**Written exercise:** Reproduce the complete listing without any deviation.
++++++
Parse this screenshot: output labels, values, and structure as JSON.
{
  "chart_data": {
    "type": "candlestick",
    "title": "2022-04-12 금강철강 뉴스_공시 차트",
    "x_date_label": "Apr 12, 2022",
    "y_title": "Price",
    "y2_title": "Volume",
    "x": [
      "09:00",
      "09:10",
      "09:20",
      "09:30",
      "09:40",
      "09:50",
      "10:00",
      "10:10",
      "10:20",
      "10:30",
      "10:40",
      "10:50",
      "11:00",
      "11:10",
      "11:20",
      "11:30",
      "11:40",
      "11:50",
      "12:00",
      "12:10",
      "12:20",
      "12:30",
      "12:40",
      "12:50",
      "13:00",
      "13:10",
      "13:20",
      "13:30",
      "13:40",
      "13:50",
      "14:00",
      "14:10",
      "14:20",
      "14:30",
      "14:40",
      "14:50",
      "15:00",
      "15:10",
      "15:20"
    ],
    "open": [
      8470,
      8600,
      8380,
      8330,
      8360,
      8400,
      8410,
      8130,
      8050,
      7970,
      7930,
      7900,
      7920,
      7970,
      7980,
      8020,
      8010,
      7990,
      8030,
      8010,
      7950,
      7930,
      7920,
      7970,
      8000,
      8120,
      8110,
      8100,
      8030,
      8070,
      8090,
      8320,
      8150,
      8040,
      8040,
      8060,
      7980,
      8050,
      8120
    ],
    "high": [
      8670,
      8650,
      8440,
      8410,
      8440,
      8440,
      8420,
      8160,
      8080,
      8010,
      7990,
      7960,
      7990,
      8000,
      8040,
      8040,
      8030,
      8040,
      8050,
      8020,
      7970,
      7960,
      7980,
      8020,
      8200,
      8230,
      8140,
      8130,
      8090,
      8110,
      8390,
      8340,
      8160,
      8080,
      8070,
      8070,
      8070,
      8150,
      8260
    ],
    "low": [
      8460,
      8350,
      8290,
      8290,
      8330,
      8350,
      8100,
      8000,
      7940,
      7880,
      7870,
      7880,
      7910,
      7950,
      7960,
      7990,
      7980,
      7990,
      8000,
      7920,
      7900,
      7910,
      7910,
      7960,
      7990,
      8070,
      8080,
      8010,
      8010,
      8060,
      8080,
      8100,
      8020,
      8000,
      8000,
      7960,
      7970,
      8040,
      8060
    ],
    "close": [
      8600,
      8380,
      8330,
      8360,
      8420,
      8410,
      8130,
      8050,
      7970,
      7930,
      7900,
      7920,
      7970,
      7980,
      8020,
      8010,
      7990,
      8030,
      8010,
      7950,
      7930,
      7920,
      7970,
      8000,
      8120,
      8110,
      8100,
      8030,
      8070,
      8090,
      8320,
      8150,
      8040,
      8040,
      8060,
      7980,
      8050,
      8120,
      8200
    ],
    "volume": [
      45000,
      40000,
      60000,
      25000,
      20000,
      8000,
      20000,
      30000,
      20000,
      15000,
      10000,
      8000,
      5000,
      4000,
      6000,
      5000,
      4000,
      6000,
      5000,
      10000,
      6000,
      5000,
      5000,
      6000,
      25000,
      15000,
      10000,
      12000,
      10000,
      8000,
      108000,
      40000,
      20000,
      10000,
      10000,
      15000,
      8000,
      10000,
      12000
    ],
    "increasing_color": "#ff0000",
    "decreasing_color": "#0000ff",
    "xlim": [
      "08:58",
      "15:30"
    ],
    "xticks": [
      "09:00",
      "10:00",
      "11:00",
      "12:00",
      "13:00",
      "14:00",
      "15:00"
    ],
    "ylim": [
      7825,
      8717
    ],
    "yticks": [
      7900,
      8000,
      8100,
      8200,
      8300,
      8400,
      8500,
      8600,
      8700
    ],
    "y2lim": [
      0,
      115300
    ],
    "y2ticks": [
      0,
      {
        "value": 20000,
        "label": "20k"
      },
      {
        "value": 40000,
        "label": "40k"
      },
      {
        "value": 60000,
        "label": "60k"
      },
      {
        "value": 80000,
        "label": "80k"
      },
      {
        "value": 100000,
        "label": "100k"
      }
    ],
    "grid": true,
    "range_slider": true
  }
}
++++++
**Answer for this exercise:**
Parse this screenshot: output labels, values, and structure as JSON.
{
  "chart_data": {
    "type": "candlestick",
    "title": "2022-04-12 금강철강 뉴스_공시 차트",
    "x_date_label": "Apr 12, 2022",
    "y_title": "Price",
    "y2_title": "Volume",
    "x": [
      "09:00",
      "09:10",
      "09:20",
      "09:30",
      "09:40",
      "09:50",
      "10:00",
      "10:10",
      "10:20",
      "10:30",
      "10:40",
      "10:50",
      "11:00",
      "11:10",
      "11:20",
      "11:30",
      "11:40",
      "11:50",
      "12:00",
      "12:10",
      "12:20",
      "12:30",
      "12:40",
      "12:50",
      "13:00",
      "13:10",
      "13:20",
      "13:30",
      "13:40",
      "13:50",
      "14:00",
      "14:10",
      "14:20",
      "14:30",
      "14:40",
      "14:50",
      "15:00",
      "15:10",
      "15:20"
    ],
    "open": [
      8470,
      8600,
      8380,
      8330,
      8360,
      8400,
      8410,
      8130,
      8050,
      7970,
      7930,
      7900,
      7920,
      7970,
      7980,
      8020,
      8010,
      7990,
      8030,
      8010,
      7950,
      7930,
      7920,
      7970,
      8000,
      8120,
      8110,
      8100,
      8030,
      8070,
      8090,
      8320,
      8150,
      8040,
      8040,
      8060,
      7980,
      8050,
      8120
    ],
    "high": [
      8670,
      8650,
      8440,
      8410,
      8440,
      8440,
      8420,
      8160,
      8080,
      8010,
      7990,
      7960,
      7990,
      8000,
      8040,
      8040,
      8030,
      8040,
      8050,
      8020,
      7970,
      7960,
      7980,
      8020,
      8200,
      8230,
      8140,
      8130,
      8090,
      8110,
      8390,
      8340,
      8160,
      8080,
      8070,
      8070,
      8070,
      8150,
      8260
    ],
    "low": [
      8460,
      8350,
      8290,
      8290,
      8330,
      8350,
      8100,
      8000,
      7940,
      7880,
      7870,
      7880,
      7910,
      7950,
      7960,
      7990,
      7980,
      7990,
      8000,
      7920,
      7900,
      7910,
      7910,
      7960,
      7990,
      8070,
      8080,
      8010,
      8010,
      8060,
      8080,
      8100,
      8020,
      8000,
      8000,
      7960,
      7970,
      8040,
      8060
    ],
    "close": [
      8600,
      8380,
      8330,
      8360,
      8420,
      8410,
      8130,
      8050,
      7970,
      7930,
      7900,
      7920,
      7970,
      7980,
      8020,
      8010,
      7990,
      8030,
      8010,
      7950,
      7930,
      7920,
      7970,
      8000,
      8120,
      8110,
      8100,
      8030,
      8070,
      8090,
      8320,
      8150,
      8040,
      8040,
      8060,
      7980,
      8050,
      8120,
      8200
    ],
    "volume": [
      45000,
      40000,
      60000,
      25000,
      20000,
      8000,
      20000,
      30000,
      20000,
      15000,
      10000,
      8000,
      5000,
      4000,
      6000,
      5000,
      4000,
      6000,
      5000,
      10000,
      6000,
      5000,
      5000,
      6000,
      25000,
      15000,
      10000,
      12000,
      10000,
      8000,
      108000,
      40000,
      20000,
      10000,
      10000,
      15000,
      8000,
      10000,
      12000
    ],
    "increasing_color": "#ff0000",
    "decreasing_color": "#0000ff",
    "xlim": [
      "08:58",
      "15:30"
    ],
    "xticks": [
      "09:00",
      "10:00",
      "11:00",
      "12:00",
      "13:00",
      "14:00",
      "15:00"
    ],
    "ylim": [
      7825,
      8717
    ],
    "yticks": [
      7900,
      8000,
      8100,
      8200,
      8300,
      8400,
      8500,
      8600,
      8700
    ],
    "y2lim": [
      0,
      115300
    ],
    "y2ticks": [
      0,
      {
        "value": 20000,
        "label": "20k"
      },
      {
        "value": 40000,
        "label": "40k"
      },
      {
        "value": 60000,
        "label": "60k"
      },
      {
        "value": 80000,
        "label": "80k"
      },
      {
        "value": 100000,
        "label": "100k"
      }
    ],
    "grid": true,
    "range_slider": true
  }
}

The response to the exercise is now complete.